The answer should be a single number: how many lines of the entries below hold the word "this".

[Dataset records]

------------------------------------------------

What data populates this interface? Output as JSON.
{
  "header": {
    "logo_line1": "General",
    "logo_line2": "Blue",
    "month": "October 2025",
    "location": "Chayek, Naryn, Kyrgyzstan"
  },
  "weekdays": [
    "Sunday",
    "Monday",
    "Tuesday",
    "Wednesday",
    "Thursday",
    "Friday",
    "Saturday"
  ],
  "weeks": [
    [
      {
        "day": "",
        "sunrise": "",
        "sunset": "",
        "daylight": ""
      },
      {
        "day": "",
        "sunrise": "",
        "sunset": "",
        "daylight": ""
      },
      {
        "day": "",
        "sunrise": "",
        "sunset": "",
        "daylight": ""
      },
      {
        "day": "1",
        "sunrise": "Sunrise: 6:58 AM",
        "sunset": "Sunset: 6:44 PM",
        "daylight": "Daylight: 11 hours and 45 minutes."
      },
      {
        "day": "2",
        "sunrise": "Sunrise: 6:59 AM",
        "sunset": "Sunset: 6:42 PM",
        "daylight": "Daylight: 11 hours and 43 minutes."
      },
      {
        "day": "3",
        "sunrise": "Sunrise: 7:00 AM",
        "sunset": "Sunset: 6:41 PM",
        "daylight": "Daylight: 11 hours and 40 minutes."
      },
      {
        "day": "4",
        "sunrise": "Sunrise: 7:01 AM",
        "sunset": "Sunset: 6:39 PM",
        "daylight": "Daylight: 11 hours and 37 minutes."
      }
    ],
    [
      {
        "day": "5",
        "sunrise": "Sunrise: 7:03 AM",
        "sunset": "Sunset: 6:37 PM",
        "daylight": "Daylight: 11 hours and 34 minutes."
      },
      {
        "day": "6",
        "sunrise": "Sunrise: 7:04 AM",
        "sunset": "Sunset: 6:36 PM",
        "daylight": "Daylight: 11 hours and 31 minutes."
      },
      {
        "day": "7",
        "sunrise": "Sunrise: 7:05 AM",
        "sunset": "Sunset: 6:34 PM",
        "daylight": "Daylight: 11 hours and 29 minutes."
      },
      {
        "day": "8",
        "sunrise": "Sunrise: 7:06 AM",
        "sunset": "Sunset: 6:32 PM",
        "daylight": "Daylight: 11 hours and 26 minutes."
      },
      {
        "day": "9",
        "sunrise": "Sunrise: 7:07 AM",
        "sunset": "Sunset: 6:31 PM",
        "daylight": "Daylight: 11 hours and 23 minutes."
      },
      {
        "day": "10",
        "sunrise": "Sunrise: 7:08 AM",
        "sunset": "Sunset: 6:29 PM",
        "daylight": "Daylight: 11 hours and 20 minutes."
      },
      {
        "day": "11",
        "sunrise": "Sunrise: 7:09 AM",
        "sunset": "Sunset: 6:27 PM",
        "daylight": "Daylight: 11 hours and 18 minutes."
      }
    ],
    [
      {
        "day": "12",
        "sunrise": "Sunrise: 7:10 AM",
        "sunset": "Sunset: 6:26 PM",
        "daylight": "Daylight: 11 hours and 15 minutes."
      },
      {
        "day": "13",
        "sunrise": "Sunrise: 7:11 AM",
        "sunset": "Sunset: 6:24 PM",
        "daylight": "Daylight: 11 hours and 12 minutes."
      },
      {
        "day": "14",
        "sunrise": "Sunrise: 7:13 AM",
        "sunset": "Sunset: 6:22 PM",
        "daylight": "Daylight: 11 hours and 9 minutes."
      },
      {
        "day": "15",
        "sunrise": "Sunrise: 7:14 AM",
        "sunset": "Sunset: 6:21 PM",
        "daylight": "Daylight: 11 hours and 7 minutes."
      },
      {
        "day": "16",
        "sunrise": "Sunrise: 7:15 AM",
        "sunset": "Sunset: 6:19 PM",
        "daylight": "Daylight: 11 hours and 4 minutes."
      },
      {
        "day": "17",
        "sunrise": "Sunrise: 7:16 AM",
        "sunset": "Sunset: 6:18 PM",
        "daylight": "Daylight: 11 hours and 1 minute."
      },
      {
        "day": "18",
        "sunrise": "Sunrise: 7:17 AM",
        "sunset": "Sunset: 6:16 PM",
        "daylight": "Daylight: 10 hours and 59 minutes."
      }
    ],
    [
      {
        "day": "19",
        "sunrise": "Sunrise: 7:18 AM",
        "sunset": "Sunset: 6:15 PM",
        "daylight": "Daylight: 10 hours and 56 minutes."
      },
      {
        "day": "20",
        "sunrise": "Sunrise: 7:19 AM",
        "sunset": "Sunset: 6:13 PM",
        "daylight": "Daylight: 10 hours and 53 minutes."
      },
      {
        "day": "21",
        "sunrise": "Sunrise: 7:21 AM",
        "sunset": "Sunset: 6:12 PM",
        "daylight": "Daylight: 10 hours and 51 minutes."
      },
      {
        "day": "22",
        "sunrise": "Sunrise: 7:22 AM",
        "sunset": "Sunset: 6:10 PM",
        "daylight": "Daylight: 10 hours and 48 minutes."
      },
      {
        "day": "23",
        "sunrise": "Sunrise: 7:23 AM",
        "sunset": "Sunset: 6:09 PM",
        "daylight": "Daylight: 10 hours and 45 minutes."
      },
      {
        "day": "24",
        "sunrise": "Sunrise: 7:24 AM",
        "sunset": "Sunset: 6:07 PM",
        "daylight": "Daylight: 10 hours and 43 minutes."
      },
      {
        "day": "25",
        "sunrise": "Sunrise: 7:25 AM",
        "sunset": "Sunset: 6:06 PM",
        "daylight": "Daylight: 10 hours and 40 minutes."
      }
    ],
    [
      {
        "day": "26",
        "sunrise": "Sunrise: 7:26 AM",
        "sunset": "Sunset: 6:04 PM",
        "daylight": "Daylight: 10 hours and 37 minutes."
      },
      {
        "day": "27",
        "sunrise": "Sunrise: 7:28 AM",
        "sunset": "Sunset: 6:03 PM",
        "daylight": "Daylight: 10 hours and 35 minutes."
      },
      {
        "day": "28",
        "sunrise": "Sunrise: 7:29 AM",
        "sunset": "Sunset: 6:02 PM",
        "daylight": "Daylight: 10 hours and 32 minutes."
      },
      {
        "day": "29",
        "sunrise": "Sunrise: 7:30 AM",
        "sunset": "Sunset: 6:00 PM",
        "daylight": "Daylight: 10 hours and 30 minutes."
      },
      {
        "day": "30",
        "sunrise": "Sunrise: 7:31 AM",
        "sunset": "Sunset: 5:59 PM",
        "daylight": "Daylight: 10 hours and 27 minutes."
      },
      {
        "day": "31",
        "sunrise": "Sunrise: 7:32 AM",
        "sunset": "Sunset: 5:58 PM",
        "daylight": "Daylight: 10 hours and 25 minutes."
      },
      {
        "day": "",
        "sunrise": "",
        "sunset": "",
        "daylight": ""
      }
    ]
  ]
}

------------------------------------------------

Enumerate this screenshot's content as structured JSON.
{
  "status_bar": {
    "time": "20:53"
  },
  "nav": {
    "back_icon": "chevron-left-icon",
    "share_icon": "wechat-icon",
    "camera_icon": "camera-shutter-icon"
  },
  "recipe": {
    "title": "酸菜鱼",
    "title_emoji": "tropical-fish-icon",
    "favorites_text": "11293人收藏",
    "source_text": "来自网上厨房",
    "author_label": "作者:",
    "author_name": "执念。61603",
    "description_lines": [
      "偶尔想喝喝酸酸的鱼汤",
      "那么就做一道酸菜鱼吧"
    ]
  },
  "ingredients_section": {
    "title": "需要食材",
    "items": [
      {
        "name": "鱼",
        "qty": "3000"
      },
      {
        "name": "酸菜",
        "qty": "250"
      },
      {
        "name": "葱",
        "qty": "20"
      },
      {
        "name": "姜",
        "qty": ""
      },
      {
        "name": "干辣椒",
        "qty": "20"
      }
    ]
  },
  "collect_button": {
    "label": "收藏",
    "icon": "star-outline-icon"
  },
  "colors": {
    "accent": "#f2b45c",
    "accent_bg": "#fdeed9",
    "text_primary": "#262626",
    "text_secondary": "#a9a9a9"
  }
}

------------------------------------------------

» Exercise answer
2